• [The exercise]: Return the records that follow, matching each one exactly.

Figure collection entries
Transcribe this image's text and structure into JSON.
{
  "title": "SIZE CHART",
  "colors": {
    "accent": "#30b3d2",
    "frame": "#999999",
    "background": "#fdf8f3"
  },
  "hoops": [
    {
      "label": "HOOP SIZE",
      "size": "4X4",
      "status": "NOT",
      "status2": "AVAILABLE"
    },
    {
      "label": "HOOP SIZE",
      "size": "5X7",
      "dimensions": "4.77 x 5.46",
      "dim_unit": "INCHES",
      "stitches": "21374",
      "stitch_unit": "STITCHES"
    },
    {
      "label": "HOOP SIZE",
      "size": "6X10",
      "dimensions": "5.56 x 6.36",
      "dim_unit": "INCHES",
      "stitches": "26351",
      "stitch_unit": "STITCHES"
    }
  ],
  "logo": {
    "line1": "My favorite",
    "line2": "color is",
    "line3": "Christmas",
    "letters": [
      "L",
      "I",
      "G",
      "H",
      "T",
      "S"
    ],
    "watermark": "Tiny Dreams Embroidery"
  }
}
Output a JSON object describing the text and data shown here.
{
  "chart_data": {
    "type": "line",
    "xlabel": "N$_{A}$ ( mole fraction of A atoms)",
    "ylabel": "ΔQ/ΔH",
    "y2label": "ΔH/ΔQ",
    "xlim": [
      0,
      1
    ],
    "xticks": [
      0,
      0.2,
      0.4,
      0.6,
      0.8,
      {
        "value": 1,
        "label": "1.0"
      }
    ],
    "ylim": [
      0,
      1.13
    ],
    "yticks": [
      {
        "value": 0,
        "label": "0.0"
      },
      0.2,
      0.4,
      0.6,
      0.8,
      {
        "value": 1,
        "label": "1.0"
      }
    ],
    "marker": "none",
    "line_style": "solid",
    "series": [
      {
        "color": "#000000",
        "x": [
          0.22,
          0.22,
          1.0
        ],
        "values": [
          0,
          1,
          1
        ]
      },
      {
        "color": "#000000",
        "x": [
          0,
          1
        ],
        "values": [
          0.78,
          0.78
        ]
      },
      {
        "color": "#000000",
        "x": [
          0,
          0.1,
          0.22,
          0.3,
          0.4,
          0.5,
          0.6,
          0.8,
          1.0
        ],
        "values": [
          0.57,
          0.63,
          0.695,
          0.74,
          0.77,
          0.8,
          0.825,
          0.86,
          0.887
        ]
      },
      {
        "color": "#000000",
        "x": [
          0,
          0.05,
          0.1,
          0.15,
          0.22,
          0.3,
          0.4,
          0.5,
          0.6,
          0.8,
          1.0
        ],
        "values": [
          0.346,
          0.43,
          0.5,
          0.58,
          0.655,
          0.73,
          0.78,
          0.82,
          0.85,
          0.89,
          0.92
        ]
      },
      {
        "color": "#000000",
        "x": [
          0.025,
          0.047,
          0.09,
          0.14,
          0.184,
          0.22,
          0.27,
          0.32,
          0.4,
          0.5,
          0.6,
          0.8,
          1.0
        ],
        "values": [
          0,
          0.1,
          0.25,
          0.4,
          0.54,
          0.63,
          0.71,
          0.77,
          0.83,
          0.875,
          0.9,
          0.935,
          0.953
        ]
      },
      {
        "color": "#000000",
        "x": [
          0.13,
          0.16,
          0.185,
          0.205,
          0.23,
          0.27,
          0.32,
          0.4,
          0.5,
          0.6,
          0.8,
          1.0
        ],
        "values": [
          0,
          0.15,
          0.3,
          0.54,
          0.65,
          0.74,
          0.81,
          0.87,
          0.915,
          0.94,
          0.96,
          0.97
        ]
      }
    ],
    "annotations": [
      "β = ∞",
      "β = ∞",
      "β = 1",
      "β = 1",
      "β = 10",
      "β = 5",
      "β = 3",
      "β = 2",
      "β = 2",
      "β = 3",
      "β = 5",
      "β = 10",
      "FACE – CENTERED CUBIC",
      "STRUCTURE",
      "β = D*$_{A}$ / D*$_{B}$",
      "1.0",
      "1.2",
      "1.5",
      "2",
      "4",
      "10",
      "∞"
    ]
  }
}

• [The output]:
Transcribe this image's text and structure into JSON.
{
  "title": "SIZE CHART",
  "colors": {
    "accent": "#30b3d2",
    "frame": "#999999",
    "background": "#fdf8f3"
  },
  "hoops": [
    {
      "label": "HOOP SIZE",
      "size": "4X4",
      "status": "NOT",
      "status2": "AVAILABLE"
    },
    {
      "label": "HOOP SIZE",
      "size": "5X7",
      "dimensions": "4.77 x 5.46",
      "dim_unit": "INCHES",
      "stitches": "21374",
      "stitch_unit": "STITCHES"
    },
    {
      "label": "HOOP SIZE",
      "size": "6X10",
      "dimensions": "5.56 x 6.36",
      "dim_unit": "INCHES",
      "stitches": "26351",
      "stitch_unit": "STITCHES"
    }
  ],
  "logo": {
    "line1": "My favorite",
    "line2": "color is",
    "line3": "Christmas",
    "letters": [
      "L",
      "I",
      "G",
      "H",
      "T",
      "S"
    ],
    "watermark": "Tiny Dreams Embroidery"
  }
}
Output a JSON object describing the text and data shown here.
{
  "chart_data": {
    "type": "line",
    "xlabel": "N$_{A}$ ( mole fraction of A atoms)",
    "ylabel": "ΔQ/ΔH",
    "y2label": "ΔH/ΔQ",
    "xlim": [
      0,
      1
    ],
    "xticks": [
      0,
      0.2,
      0.4,
      0.6,
      0.8,
      {
        "value": 1,
        "label": "1.0"
      }
    ],
    "ylim": [
      0,
      1.13
    ],
    "yticks": [
      {
        "value": 0,
        "label": "0.0"
      },
      0.2,
      0.4,
      0.6,
      0.8,
      {
        "value": 1,
        "label": "1.0"
      }
    ],
    "marker": "none",
    "line_style": "solid",
    "series": [
      {
        "color": "#000000",
        "x": [
          0.22,
          0.22,
          1.0
        ],
        "values": [
          0,
          1,
          1
        ]
      },
      {
        "color": "#000000",
        "x": [
          0,
          1
        ],
        "values": [
          0.78,
          0.78
        ]
      },
      {
        "color": "#000000",
        "x": [
          0,
          0.1,
          0.22,
          0.3,
          0.4,
          0.5,
          0.6,
          0.8,
          1.0
        ],
        "values": [
          0.57,
          0.63,
          0.695,
          0.74,
          0.77,
          0.8,
          0.825,
          0.86,
          0.887
        ]
      },
      {
        "color": "#000000",
        "x": [
          0,
          0.05,
          0.1,
          0.15,
          0.22,
          0.3,
          0.4,
          0.5,
          0.6,
          0.8,
          1.0
        ],
        "values": [
          0.346,
          0.43,
          0.5,
          0.58,
          0.655,
          0.73,
          0.78,
          0.82,
          0.85,
          0.89,
          0.92
        ]
      },
      {
        "color": "#000000",
        "x": [
          0.025,
          0.047,
          0.09,
          0.14,
          0.184,
          0.22,
          0.27,
          0.32,
          0.4,
          0.5,
          0.6,
          0.8,
          1.0
        ],
        "values": [
          0,
          0.1,
          0.25,
          0.4,
          0.54,
          0.63,
          0.71,
          0.77,
          0.83,
          0.875,
          0.9,
          0.935,
          0.953
        ]
      },
      {
        "color": "#000000",
        "x": [
          0.13,
          0.16,
          0.185,
          0.205,
          0.23,
          0.27,
          0.32,
          0.4,
          0.5,
          0.6,
          0.8,
          1.0
        ],
        "values": [
          0,
          0.15,
          0.3,
          0.54,
          0.65,
          0.74,
          0.81,
          0.87,
          0.915,
          0.94,
          0.96,
          0.97
        ]
      }
    ],
    "annotations": [
      "β = ∞",
      "β = ∞",
      "β = 1",
      "β = 1",
      "β = 10",
      "β = 5",
      "β = 3",
      "β = 2",
      "β = 2",
      "β = 3",
      "β = 5",
      "β = 10",
      "FACE – CENTERED CUBIC",
      "STRUCTURE",
      "β = D*$_{A}$ / D*$_{B}$",
      "1.0",
      "1.2",
      "1.5",
      "2",
      "4",
      "10",
      "∞"
    ]
  }
}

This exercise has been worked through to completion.